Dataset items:

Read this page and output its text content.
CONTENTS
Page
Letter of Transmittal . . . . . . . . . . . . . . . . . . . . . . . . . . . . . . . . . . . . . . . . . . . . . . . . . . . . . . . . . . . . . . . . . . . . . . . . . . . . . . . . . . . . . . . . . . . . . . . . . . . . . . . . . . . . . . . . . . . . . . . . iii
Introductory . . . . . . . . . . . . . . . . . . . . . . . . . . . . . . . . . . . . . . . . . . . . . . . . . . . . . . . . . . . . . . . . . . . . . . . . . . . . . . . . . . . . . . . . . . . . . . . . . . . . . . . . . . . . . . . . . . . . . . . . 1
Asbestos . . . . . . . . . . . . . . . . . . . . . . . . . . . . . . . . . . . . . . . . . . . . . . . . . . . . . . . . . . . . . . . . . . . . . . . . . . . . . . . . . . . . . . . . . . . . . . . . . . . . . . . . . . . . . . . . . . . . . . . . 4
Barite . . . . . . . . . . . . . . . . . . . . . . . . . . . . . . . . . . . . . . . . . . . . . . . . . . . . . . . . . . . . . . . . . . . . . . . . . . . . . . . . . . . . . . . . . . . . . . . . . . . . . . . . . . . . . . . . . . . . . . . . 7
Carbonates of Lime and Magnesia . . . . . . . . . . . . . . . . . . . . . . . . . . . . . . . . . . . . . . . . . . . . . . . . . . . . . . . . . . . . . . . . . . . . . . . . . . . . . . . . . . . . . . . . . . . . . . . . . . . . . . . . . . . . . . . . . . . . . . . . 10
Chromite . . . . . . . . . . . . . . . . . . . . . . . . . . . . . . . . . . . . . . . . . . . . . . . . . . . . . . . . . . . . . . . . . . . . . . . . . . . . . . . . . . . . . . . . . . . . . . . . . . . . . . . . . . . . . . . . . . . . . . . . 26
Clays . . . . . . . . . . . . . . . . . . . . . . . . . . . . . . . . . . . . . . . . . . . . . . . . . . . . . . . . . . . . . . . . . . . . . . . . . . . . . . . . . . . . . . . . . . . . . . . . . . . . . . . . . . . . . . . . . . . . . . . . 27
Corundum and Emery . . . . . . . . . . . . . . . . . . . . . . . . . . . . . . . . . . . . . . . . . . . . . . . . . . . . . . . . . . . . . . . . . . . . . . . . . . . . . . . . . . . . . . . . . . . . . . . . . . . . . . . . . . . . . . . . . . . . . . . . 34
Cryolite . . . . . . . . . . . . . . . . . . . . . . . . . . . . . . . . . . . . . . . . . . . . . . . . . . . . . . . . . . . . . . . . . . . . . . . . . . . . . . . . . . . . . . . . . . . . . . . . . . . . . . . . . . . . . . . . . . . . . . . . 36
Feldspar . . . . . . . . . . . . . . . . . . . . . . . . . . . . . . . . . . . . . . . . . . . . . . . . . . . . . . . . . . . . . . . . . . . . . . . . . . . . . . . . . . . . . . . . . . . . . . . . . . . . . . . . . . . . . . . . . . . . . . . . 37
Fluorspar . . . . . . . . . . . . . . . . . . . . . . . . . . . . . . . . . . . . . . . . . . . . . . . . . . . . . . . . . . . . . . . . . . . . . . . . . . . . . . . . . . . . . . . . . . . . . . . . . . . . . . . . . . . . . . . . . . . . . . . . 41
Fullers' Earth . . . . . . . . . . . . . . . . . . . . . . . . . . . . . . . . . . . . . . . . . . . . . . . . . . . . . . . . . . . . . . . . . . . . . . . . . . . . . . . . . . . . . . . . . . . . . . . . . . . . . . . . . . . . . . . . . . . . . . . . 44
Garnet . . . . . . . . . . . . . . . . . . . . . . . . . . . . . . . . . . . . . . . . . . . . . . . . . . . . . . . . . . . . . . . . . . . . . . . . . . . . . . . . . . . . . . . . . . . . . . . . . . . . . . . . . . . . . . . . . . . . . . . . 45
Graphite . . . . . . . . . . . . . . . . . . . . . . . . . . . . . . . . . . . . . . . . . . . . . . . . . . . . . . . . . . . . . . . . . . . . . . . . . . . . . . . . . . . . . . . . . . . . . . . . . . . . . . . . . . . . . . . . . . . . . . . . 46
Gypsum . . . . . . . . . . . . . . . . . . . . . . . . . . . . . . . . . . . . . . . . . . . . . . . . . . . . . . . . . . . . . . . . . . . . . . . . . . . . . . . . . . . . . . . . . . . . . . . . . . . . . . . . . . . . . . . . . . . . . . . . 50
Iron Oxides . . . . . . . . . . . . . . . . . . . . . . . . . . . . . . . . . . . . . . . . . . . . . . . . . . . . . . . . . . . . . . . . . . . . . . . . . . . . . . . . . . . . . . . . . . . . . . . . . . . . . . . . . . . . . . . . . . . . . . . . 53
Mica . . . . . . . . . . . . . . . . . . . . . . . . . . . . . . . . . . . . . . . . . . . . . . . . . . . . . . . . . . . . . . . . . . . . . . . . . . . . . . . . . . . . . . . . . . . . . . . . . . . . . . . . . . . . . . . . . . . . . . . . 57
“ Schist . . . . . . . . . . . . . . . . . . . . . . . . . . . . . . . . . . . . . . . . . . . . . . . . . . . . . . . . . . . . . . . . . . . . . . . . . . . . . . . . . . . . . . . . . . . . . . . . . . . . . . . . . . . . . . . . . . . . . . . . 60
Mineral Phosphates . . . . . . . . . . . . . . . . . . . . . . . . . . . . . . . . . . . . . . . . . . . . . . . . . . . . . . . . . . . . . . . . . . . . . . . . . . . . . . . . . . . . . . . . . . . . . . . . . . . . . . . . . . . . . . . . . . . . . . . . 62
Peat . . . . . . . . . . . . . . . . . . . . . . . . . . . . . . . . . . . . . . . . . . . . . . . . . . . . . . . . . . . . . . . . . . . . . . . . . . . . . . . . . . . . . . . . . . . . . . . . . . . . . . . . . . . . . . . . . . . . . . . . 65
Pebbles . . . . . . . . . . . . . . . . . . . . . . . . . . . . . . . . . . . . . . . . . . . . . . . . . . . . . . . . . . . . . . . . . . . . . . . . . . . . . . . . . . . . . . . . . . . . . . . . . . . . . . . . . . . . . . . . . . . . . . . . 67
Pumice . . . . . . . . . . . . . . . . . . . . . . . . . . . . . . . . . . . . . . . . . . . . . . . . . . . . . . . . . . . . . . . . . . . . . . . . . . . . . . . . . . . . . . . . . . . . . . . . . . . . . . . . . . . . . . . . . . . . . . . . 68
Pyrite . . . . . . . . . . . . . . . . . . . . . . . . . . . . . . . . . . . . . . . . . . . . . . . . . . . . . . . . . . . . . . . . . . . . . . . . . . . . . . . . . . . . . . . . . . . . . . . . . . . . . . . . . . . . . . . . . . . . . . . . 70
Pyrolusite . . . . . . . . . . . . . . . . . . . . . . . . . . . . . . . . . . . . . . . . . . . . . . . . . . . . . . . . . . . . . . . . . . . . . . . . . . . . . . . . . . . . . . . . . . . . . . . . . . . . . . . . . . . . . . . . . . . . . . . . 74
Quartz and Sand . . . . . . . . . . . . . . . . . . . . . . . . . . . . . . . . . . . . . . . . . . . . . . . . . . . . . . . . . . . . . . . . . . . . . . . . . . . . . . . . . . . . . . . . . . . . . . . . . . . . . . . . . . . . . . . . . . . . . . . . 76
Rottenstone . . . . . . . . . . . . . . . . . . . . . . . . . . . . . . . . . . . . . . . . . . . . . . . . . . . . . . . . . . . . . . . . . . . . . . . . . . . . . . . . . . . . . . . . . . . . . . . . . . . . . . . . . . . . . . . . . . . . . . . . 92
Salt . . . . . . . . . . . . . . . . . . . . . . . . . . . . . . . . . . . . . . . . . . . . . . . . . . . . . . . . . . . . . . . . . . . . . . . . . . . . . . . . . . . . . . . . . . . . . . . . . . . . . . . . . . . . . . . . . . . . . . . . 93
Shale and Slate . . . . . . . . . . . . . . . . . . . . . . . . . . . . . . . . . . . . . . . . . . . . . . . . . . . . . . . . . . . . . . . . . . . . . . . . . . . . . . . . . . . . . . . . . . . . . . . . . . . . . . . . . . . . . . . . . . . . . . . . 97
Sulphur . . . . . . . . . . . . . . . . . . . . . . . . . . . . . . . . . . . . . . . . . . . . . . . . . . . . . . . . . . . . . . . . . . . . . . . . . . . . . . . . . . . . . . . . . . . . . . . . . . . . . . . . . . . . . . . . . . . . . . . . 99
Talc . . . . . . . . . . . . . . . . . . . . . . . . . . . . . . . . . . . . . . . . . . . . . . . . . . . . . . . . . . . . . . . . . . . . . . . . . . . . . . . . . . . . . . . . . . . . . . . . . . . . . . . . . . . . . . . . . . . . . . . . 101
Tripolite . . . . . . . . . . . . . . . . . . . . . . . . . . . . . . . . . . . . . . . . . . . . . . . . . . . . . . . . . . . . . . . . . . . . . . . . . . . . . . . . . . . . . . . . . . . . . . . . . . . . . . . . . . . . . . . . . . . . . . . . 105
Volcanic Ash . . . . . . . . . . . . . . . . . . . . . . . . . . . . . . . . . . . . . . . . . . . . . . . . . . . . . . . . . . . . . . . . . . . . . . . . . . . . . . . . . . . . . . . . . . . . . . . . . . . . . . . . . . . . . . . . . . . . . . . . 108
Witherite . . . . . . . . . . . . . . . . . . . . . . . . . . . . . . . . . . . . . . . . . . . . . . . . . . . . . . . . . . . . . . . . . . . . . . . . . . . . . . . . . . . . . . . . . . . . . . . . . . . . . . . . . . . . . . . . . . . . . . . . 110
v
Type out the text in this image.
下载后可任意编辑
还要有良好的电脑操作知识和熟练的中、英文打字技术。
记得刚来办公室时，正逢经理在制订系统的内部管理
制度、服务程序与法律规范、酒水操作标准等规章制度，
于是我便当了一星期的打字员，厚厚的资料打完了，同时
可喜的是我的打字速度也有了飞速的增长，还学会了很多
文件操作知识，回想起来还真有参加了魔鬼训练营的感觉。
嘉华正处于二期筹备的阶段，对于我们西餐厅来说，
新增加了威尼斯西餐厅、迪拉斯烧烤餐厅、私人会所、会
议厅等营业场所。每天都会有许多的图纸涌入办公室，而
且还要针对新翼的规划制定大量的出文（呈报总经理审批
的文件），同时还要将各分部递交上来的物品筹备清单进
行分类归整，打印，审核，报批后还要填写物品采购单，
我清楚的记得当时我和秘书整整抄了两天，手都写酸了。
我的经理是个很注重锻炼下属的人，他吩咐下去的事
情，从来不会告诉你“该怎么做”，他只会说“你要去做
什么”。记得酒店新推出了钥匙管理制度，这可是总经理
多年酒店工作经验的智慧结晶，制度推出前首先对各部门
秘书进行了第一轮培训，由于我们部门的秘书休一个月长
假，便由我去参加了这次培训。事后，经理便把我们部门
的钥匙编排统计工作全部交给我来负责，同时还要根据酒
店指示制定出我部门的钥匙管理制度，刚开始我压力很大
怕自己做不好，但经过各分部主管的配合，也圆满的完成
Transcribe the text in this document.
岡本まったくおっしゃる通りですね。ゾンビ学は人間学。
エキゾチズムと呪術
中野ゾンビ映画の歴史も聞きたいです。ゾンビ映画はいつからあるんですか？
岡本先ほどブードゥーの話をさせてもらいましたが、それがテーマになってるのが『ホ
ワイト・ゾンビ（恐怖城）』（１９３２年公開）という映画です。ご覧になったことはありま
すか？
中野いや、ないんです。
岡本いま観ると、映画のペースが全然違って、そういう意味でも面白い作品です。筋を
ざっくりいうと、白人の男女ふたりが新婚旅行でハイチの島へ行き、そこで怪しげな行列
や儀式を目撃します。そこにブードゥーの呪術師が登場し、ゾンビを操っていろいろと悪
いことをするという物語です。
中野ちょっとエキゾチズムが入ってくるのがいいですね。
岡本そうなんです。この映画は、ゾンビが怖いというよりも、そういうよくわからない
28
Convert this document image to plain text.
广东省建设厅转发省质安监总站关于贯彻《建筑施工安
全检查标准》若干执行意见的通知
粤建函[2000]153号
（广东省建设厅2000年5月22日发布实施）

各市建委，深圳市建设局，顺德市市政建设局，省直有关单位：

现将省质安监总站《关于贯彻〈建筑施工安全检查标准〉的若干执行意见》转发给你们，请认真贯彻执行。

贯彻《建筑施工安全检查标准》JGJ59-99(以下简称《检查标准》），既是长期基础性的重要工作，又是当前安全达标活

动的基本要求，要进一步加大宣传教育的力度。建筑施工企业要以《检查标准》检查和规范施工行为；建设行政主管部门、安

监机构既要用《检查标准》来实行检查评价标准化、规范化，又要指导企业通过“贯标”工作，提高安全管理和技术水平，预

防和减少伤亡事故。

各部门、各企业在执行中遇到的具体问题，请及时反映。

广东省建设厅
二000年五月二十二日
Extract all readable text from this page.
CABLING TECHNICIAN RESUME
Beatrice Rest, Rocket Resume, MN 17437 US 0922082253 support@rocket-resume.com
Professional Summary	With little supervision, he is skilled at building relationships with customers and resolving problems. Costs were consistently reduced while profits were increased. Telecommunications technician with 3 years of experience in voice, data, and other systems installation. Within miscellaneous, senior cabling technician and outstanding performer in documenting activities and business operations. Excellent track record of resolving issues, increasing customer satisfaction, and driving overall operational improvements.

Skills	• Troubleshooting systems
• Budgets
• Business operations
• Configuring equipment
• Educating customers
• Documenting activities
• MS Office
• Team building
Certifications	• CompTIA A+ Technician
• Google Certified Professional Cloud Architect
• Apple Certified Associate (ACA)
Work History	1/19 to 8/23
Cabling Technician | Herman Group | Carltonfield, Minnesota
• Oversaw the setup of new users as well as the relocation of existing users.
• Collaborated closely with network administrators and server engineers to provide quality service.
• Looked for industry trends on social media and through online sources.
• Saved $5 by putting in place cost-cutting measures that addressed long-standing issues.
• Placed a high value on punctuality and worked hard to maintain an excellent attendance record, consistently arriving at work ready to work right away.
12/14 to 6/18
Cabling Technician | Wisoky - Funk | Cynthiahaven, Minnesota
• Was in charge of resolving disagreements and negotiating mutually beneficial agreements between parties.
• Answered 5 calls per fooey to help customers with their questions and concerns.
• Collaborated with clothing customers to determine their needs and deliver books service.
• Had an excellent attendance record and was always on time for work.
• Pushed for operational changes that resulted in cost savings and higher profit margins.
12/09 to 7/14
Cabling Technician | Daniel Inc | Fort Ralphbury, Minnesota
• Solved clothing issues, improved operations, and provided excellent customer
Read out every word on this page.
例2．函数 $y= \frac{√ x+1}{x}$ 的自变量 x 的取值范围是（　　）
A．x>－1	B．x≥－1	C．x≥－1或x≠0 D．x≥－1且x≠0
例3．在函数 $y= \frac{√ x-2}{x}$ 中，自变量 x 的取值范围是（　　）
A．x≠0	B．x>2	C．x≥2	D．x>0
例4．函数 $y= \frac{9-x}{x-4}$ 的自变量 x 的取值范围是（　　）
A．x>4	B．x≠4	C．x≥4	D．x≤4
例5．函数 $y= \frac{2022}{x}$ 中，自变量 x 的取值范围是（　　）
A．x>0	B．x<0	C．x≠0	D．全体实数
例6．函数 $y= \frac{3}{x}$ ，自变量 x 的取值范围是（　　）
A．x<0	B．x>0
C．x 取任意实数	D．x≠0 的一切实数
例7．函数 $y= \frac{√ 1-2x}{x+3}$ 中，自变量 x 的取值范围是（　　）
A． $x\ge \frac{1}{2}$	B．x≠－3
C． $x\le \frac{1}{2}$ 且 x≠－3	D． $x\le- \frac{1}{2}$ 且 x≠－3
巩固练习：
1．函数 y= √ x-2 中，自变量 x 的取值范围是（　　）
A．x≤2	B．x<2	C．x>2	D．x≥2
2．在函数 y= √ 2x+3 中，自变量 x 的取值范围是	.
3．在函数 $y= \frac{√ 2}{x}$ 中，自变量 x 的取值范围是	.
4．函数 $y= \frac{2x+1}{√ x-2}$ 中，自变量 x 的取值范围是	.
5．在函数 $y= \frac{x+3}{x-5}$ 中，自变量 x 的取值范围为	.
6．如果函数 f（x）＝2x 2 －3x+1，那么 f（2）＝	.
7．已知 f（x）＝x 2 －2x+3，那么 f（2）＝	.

*Your task:* Find "Professional". Copy every line it occurs in.

*Written solution:*
Professional Summary	With little supervision, he is skilled at building relationships with customers and resolving problems. Costs were consistently reduced while profits were increased. Telecommunications technician with 3 years of experience in voice, data, and other systems installation. Within miscellaneous, senior cabling technician and outstanding performer in documenting activities and business operations. Excellent track record of resolving issues, increasing customer satisfaction, and driving overall operational improvements.
• Google Certified Professional Cloud Architect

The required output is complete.